-------- Exercise data --------

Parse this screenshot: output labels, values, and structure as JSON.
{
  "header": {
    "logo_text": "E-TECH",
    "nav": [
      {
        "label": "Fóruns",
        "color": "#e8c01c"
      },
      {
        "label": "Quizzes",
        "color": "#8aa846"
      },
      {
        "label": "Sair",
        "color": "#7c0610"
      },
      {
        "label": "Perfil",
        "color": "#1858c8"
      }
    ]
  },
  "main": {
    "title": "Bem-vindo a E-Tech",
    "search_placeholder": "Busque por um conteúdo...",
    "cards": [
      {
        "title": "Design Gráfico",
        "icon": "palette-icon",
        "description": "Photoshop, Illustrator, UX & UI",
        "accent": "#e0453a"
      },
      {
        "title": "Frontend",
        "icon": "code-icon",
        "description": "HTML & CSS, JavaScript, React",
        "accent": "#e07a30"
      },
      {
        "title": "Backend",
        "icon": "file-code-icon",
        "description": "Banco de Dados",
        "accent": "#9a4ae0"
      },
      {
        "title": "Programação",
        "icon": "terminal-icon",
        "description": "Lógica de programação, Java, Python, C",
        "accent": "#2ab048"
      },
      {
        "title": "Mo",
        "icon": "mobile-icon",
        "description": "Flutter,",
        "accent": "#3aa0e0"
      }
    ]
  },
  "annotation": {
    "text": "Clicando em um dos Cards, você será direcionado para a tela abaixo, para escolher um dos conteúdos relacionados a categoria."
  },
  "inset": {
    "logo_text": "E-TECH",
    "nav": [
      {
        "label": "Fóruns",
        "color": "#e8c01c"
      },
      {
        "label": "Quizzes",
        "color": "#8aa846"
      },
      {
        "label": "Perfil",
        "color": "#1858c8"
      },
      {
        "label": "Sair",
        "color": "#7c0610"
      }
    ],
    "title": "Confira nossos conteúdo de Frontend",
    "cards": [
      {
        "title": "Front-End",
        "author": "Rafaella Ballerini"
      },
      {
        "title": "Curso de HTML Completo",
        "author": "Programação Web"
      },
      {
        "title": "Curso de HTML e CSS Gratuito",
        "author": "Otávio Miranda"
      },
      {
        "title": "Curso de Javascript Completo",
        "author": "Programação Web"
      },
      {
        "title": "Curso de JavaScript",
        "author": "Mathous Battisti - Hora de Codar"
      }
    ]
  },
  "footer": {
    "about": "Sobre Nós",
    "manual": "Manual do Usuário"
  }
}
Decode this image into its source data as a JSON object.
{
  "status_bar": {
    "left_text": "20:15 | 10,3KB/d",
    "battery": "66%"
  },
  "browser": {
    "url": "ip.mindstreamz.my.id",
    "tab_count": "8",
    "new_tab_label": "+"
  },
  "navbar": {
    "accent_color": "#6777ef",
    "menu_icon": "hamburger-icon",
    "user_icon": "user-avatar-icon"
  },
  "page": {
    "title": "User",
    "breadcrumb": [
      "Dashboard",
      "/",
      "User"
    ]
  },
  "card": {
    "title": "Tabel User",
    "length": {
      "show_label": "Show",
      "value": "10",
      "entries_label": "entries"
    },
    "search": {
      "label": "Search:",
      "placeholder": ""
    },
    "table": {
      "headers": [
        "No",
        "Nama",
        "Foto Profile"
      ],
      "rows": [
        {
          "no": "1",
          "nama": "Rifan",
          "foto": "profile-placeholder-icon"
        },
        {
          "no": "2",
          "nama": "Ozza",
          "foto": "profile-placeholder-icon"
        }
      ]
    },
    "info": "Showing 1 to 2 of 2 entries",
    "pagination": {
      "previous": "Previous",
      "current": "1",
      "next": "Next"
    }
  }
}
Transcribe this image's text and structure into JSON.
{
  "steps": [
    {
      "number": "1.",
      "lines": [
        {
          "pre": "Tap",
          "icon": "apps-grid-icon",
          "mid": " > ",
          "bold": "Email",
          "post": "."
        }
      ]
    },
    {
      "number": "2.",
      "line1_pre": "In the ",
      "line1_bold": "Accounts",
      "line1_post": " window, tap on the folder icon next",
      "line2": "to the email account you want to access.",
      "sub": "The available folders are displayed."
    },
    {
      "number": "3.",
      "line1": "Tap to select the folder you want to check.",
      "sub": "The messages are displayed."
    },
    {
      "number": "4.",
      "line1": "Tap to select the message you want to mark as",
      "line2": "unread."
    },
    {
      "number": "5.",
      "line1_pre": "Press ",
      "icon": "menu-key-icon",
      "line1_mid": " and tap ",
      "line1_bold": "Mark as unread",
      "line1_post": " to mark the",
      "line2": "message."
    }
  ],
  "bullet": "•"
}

--------

## Aim
Write out all of the records once more, exactly.

## Answer for this exercise
Parse this screenshot: output labels, values, and structure as JSON.
{
  "header": {
    "logo_text": "E-TECH",
    "nav": [
      {
        "label": "Fóruns",
        "color": "#e8c01c"
      },
      {
        "label": "Quizzes",
        "color": "#8aa846"
      },
      {
        "label": "Sair",
        "color": "#7c0610"
      },
      {
        "label": "Perfil",
        "color": "#1858c8"
      }
    ]
  },
  "main": {
    "title": "Bem-vindo a E-Tech",
    "search_placeholder": "Busque por um conteúdo...",
    "cards": [
      {
        "title": "Design Gráfico",
        "icon": "palette-icon",
        "description": "Photoshop, Illustrator, UX & UI",
        "accent": "#e0453a"
      },
      {
        "title": "Frontend",
        "icon": "code-icon",
        "description": "HTML & CSS, JavaScript, React",
        "accent": "#e07a30"
      },
      {
        "title": "Backend",
        "icon": "file-code-icon",
        "description": "Banco de Dados",
        "accent": "#9a4ae0"
      },
      {
        "title": "Programação",
        "icon": "terminal-icon",
        "description": "Lógica de programação, Java, Python, C",
        "accent": "#2ab048"
      },
      {
        "title": "Mo",
        "icon": "mobile-icon",
        "description": "Flutter,",
        "accent": "#3aa0e0"
      }
    ]
  },
  "annotation": {
    "text": "Clicando em um dos Cards, você será direcionado para a tela abaixo, para escolher um dos conteúdos relacionados a categoria."
  },
  "inset": {
    "logo_text": "E-TECH",
    "nav": [
      {
        "label": "Fóruns",
        "color": "#e8c01c"
      },
      {
        "label": "Quizzes",
        "color": "#8aa846"
      },
      {
        "label": "Perfil",
        "color": "#1858c8"
      },
      {
        "label": "Sair",
        "color": "#7c0610"
      }
    ],
    "title": "Confira nossos conteúdo de Frontend",
    "cards": [
      {
        "title": "Front-End",
        "author": "Rafaella Ballerini"
      },
      {
        "title": "Curso de HTML Completo",
        "author": "Programação Web"
      },
      {
        "title": "Curso de HTML e CSS Gratuito",
        "author": "Otávio Miranda"
      },
      {
        "title": "Curso de Javascript Completo",
        "author": "Programação Web"
      },
      {
        "title": "Curso de JavaScript",
        "author": "Mathous Battisti - Hora de Codar"
      }
    ]
  },
  "footer": {
    "about": "Sobre Nós",
    "manual": "Manual do Usuário"
  }
}
Decode this image into its source data as a JSON object.
{
  "status_bar": {
    "left_text": "20:15 | 10,3KB/d",
    "battery": "66%"
  },
  "browser": {
    "url": "ip.mindstreamz.my.id",
    "tab_count": "8",
    "new_tab_label": "+"
  },
  "navbar": {
    "accent_color": "#6777ef",
    "menu_icon": "hamburger-icon",
    "user_icon": "user-avatar-icon"
  },
  "page": {
    "title": "User",
    "breadcrumb": [
      "Dashboard",
      "/",
      "User"
    ]
  },
  "card": {
    "title": "Tabel User",
    "length": {
      "show_label": "Show",
      "value": "10",
      "entries_label": "entries"
    },
    "search": {
      "label": "Search:",
      "placeholder": ""
    },
    "table": {
      "headers": [
        "No",
        "Nama",
        "Foto Profile"
      ],
      "rows": [
        {
          "no": "1",
          "nama": "Rifan",
          "foto": "profile-placeholder-icon"
        },
        {
          "no": "2",
          "nama": "Ozza",
          "foto": "profile-placeholder-icon"
        }
      ]
    },
    "info": "Showing 1 to 2 of 2 entries",
    "pagination": {
      "previous": "Previous",
      "current": "1",
      "next": "Next"
    }
  }
}
Transcribe this image's text and structure into JSON.
{
  "steps": [
    {
      "number": "1.",
      "lines": [
        {
          "pre": "Tap",
          "icon": "apps-grid-icon",
          "mid": " > ",
          "bold": "Email",
          "post": "."
        }
      ]
    },
    {
      "number": "2.",
      "line1_pre": "In the ",
      "line1_bold": "Accounts",
      "line1_post": " window, tap on the folder icon next",
      "line2": "to the email account you want to access.",
      "sub": "The available folders are displayed."
    },
    {
      "number": "3.",
      "line1": "Tap to select the folder you want to check.",
      "sub": "The messages are displayed."
    },
    {
      "number": "4.",
      "line1": "Tap to select the message you want to mark as",
      "line2": "unread."
    },
    {
      "number": "5.",
      "line1_pre": "Press ",
      "icon": "menu-key-icon",
      "line1_mid": " and tap ",
      "line1_bold": "Mark as unread",
      "line1_post": " to mark the",
      "line2": "message."
    }
  ],
  "bullet": "•"
}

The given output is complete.